EXERCISE INSTRUCTIONS: Take the listing and print it in full, exactly as given.

(Items from a data source)

• • • • • • •

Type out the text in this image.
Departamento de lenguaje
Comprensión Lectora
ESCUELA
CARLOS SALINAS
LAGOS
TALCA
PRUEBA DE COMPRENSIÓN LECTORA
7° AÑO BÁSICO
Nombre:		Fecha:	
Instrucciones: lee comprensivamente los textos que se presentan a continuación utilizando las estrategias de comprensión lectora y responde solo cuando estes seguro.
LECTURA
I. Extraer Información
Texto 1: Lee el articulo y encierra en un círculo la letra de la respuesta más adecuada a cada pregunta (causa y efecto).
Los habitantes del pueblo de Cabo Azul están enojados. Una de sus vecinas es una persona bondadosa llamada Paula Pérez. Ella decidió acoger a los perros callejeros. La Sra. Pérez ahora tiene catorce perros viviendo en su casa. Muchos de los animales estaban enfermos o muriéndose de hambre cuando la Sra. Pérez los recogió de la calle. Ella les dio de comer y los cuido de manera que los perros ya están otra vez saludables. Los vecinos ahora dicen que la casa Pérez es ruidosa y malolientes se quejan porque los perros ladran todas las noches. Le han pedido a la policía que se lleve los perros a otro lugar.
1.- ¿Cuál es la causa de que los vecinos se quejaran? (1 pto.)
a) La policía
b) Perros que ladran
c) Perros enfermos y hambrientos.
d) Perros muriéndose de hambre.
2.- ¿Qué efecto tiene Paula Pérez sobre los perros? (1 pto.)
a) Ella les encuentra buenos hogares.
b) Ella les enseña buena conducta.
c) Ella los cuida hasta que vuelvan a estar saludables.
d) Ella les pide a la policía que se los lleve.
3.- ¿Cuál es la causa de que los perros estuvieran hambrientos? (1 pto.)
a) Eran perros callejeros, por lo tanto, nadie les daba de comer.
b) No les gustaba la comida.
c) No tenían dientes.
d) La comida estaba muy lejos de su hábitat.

• • • • • • •

OUTPUT FOR THIS EXERCISE:
Type out the text in this image.
Departamento de lenguaje
Comprensión Lectora
ESCUELA
CARLOS SALINAS
LAGOS
TALCA
PRUEBA DE COMPRENSIÓN LECTORA
7° AÑO BÁSICO
Nombre:		Fecha:	
Instrucciones: lee comprensivamente los textos que se presentan a continuación utilizando las estrategias de comprensión lectora y responde solo cuando estes seguro.
LECTURA
I. Extraer Información
Texto 1: Lee el articulo y encierra en un círculo la letra de la respuesta más adecuada a cada pregunta (causa y efecto).
Los habitantes del pueblo de Cabo Azul están enojados. Una de sus vecinas es una persona bondadosa llamada Paula Pérez. Ella decidió acoger a los perros callejeros. La Sra. Pérez ahora tiene catorce perros viviendo en su casa. Muchos de los animales estaban enfermos o muriéndose de hambre cuando la Sra. Pérez los recogió de la calle. Ella les dio de comer y los cuido de manera que los perros ya están otra vez saludables. Los vecinos ahora dicen que la casa Pérez es ruidosa y malolientes se quejan porque los perros ladran todas las noches. Le han pedido a la policía que se lleve los perros a otro lugar.
1.- ¿Cuál es la causa de que los vecinos se quejaran? (1 pto.)
a) La policía
b) Perros que ladran
c) Perros enfermos y hambrientos.
d) Perros muriéndose de hambre.
2.- ¿Qué efecto tiene Paula Pérez sobre los perros? (1 pto.)
a) Ella les encuentra buenos hogares.
b) Ella les enseña buena conducta.
c) Ella los cuida hasta que vuelvan a estar saludables.
d) Ella les pide a la policía que se los lleve.
3.- ¿Cuál es la causa de que los perros estuvieran hambrientos? (1 pto.)
a) Eran perros callejeros, por lo tanto, nadie les daba de comer.
b) No les gustaba la comida.
c) No tenían dientes.
d) La comida estaba muy lejos de su hábitat.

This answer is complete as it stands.